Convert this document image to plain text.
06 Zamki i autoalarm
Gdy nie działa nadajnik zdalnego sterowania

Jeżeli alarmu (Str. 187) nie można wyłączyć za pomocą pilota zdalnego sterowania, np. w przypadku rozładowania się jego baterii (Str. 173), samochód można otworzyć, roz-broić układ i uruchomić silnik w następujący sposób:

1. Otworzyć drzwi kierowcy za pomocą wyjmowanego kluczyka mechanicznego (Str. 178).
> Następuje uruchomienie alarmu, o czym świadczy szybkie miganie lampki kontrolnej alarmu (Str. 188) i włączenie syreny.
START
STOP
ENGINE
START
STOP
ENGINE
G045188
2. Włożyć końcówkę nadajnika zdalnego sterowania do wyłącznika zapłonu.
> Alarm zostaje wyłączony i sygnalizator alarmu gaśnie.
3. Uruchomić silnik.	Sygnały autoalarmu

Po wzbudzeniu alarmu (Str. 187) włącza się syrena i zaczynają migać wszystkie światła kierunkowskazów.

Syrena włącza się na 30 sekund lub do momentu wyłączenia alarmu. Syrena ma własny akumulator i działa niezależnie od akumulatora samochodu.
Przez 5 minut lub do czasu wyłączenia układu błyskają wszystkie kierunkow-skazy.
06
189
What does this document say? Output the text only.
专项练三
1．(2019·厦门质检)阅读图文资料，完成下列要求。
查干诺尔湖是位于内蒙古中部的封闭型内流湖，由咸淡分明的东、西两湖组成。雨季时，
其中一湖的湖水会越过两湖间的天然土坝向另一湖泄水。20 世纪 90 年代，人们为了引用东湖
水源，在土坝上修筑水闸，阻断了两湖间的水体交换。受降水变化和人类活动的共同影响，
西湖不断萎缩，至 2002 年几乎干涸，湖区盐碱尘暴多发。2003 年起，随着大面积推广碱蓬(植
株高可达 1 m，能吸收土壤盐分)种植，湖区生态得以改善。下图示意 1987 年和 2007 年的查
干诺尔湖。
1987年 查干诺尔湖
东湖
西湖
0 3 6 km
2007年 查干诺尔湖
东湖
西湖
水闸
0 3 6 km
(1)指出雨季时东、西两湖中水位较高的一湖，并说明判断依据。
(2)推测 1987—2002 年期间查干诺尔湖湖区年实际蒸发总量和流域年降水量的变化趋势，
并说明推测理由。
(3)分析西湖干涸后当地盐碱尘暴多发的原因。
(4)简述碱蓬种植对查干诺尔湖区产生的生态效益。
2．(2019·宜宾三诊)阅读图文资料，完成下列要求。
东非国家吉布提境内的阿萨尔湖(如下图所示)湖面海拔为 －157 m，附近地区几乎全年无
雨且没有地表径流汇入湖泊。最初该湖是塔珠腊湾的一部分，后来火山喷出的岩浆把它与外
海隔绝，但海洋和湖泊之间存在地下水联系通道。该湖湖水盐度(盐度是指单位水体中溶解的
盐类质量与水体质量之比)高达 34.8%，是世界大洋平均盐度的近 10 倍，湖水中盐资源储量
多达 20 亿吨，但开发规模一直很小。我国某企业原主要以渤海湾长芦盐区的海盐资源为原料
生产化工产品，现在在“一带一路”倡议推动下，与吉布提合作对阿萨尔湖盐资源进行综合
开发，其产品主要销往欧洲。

▬▬▬▬▬▬▬▬▬▬

§ PROBLEM REQUIREMENTS
Give the complete listing a second time, exactly as it reads.

§ THE COMPLETED TASK
Convert this document image to plain text.
06 Zamki i autoalarm
Gdy nie działa nadajnik zdalnego sterowania

Jeżeli alarmu (Str. 187) nie można wyłączyć za pomocą pilota zdalnego sterowania, np. w przypadku rozładowania się jego baterii (Str. 173), samochód można otworzyć, roz-broić układ i uruchomić silnik w następujący sposób:

1. Otworzyć drzwi kierowcy za pomocą wyjmowanego kluczyka mechanicznego (Str. 178).
> Następuje uruchomienie alarmu, o czym świadczy szybkie miganie lampki kontrolnej alarmu (Str. 188) i włączenie syreny.
START
STOP
ENGINE
START
STOP
ENGINE
G045188
2. Włożyć końcówkę nadajnika zdalnego sterowania do wyłącznika zapłonu.
> Alarm zostaje wyłączony i sygnalizator alarmu gaśnie.
3. Uruchomić silnik.	Sygnały autoalarmu

Po wzbudzeniu alarmu (Str. 187) włącza się syrena i zaczynają migać wszystkie światła kierunkowskazów.

Syrena włącza się na 30 sekund lub do momentu wyłączenia alarmu. Syrena ma własny akumulator i działa niezależnie od akumulatora samochodu.
Przez 5 minut lub do czasu wyłączenia układu błyskają wszystkie kierunkow-skazy.
06
189
What does this document say? Output the text only.
专项练三
1．(2019·厦门质检)阅读图文资料，完成下列要求。
查干诺尔湖是位于内蒙古中部的封闭型内流湖，由咸淡分明的东、西两湖组成。雨季时，
其中一湖的湖水会越过两湖间的天然土坝向另一湖泄水。20 世纪 90 年代，人们为了引用东湖
水源，在土坝上修筑水闸，阻断了两湖间的水体交换。受降水变化和人类活动的共同影响，
西湖不断萎缩，至 2002 年几乎干涸，湖区盐碱尘暴多发。2003 年起，随着大面积推广碱蓬(植
株高可达 1 m，能吸收土壤盐分)种植，湖区生态得以改善。下图示意 1987 年和 2007 年的查
干诺尔湖。
1987年 查干诺尔湖
东湖
西湖
0 3 6 km
2007年 查干诺尔湖
东湖
西湖
水闸
0 3 6 km
(1)指出雨季时东、西两湖中水位较高的一湖，并说明判断依据。
(2)推测 1987—2002 年期间查干诺尔湖湖区年实际蒸发总量和流域年降水量的变化趋势，
并说明推测理由。
(3)分析西湖干涸后当地盐碱尘暴多发的原因。
(4)简述碱蓬种植对查干诺尔湖区产生的生态效益。
2．(2019·宜宾三诊)阅读图文资料，完成下列要求。
东非国家吉布提境内的阿萨尔湖(如下图所示)湖面海拔为 －157 m，附近地区几乎全年无
雨且没有地表径流汇入湖泊。最初该湖是塔珠腊湾的一部分，后来火山喷出的岩浆把它与外
海隔绝，但海洋和湖泊之间存在地下水联系通道。该湖湖水盐度(盐度是指单位水体中溶解的
盐类质量与水体质量之比)高达 34.8%，是世界大洋平均盐度的近 10 倍，湖水中盐资源储量
多达 20 亿吨，但开发规模一直很小。我国某企业原主要以渤海湾长芦盐区的海盐资源为原料
生产化工产品，现在在“一带一路”倡议推动下，与吉布提合作对阿萨尔湖盐资源进行综合
开发，其产品主要销往欧洲。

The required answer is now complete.